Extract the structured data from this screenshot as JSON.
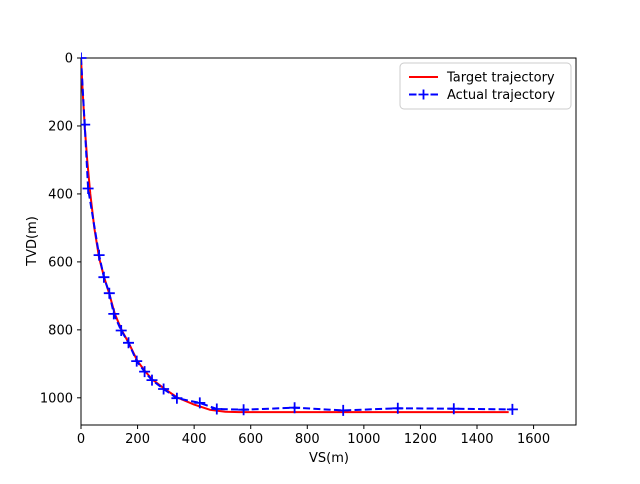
{
  "figure": {
    "background": "#ffffff"
  },
  "chart_data": {
    "type": "line",
    "title": "",
    "xlabel": "VS(m)",
    "ylabel": "TVD(m)",
    "xlim": [
      0,
      1750
    ],
    "ylim": [
      0,
      1080
    ],
    "y_axis_inverted": true,
    "xticks": [
      0,
      200,
      400,
      600,
      800,
      1000,
      1200,
      1400,
      1600
    ],
    "yticks": [
      0,
      200,
      400,
      600,
      800,
      1000
    ],
    "grid": false,
    "legend": {
      "position": "upper right",
      "background": "#ffffff",
      "border_color": "#cccccc"
    },
    "series": [
      {
        "name": "Target trajectory",
        "color": "#ff0000",
        "line_style": "solid",
        "marker": "none",
        "points": [
          [
            0,
            0
          ],
          [
            6,
            100
          ],
          [
            13,
            200
          ],
          [
            22,
            300
          ],
          [
            33,
            400
          ],
          [
            47,
            500
          ],
          [
            64,
            588
          ],
          [
            82,
            646
          ],
          [
            100,
            694
          ],
          [
            119,
            752
          ],
          [
            144,
            801
          ],
          [
            169,
            839
          ],
          [
            199,
            891
          ],
          [
            226,
            921
          ],
          [
            252,
            946
          ],
          [
            293,
            972
          ],
          [
            340,
            999
          ],
          [
            400,
            1020
          ],
          [
            455,
            1035
          ],
          [
            510,
            1041
          ],
          [
            560,
            1042
          ],
          [
            1512,
            1042
          ]
        ]
      },
      {
        "name": "Actual trajectory",
        "color": "#0000ff",
        "line_style": "dashed",
        "marker": "plus",
        "points": [
          [
            0,
            0
          ],
          [
            13,
            196
          ],
          [
            25,
            384
          ],
          [
            64,
            580
          ],
          [
            81,
            645
          ],
          [
            100,
            692
          ],
          [
            116,
            753
          ],
          [
            142,
            802
          ],
          [
            168,
            838
          ],
          [
            197,
            892
          ],
          [
            225,
            923
          ],
          [
            251,
            948
          ],
          [
            292,
            974
          ],
          [
            339,
            1001
          ],
          [
            420,
            1015
          ],
          [
            480,
            1033
          ],
          [
            575,
            1035
          ],
          [
            755,
            1029
          ],
          [
            927,
            1037
          ],
          [
            1120,
            1031
          ],
          [
            1318,
            1032
          ],
          [
            1525,
            1034
          ]
        ]
      }
    ]
  }
}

(Set problem) Copy every record above exactly, leaving out the pictures.

(In response)
Extract the structured data from this screenshot as JSON.
{
  "figure": {
    "background": "#ffffff"
  },
  "chart_data": {
    "type": "line",
    "title": "",
    "xlabel": "VS(m)",
    "ylabel": "TVD(m)",
    "xlim": [
      0,
      1750
    ],
    "ylim": [
      0,
      1080
    ],
    "y_axis_inverted": true,
    "xticks": [
      0,
      200,
      400,
      600,
      800,
      1000,
      1200,
      1400,
      1600
    ],
    "yticks": [
      0,
      200,
      400,
      600,
      800,
      1000
    ],
    "grid": false,
    "legend": {
      "position": "upper right",
      "background": "#ffffff",
      "border_color": "#cccccc"
    },
    "series": [
      {
        "name": "Target trajectory",
        "color": "#ff0000",
        "line_style": "solid",
        "marker": "none",
        "points": [
          [
            0,
            0
          ],
          [
            6,
            100
          ],
          [
            13,
            200
          ],
          [
            22,
            300
          ],
          [
            33,
            400
          ],
          [
            47,
            500
          ],
          [
            64,
            588
          ],
          [
            82,
            646
          ],
          [
            100,
            694
          ],
          [
            119,
            752
          ],
          [
            144,
            801
          ],
          [
            169,
            839
          ],
          [
            199,
            891
          ],
          [
            226,
            921
          ],
          [
            252,
            946
          ],
          [
            293,
            972
          ],
          [
            340,
            999
          ],
          [
            400,
            1020
          ],
          [
            455,
            1035
          ],
          [
            510,
            1041
          ],
          [
            560,
            1042
          ],
          [
            1512,
            1042
          ]
        ]
      },
      {
        "name": "Actual trajectory",
        "color": "#0000ff",
        "line_style": "dashed",
        "marker": "plus",
        "points": [
          [
            0,
            0
          ],
          [
            13,
            196
          ],
          [
            25,
            384
          ],
          [
            64,
            580
          ],
          [
            81,
            645
          ],
          [
            100,
            692
          ],
          [
            116,
            753
          ],
          [
            142,
            802
          ],
          [
            168,
            838
          ],
          [
            197,
            892
          ],
          [
            225,
            923
          ],
          [
            251,
            948
          ],
          [
            292,
            974
          ],
          [
            339,
            1001
          ],
          [
            420,
            1015
          ],
          [
            480,
            1033
          ],
          [
            575,
            1035
          ],
          [
            755,
            1029
          ],
          [
            927,
            1037
          ],
          [
            1120,
            1031
          ],
          [
            1318,
            1032
          ],
          [
            1525,
            1034
          ]
        ]
      }
    ]
  }
}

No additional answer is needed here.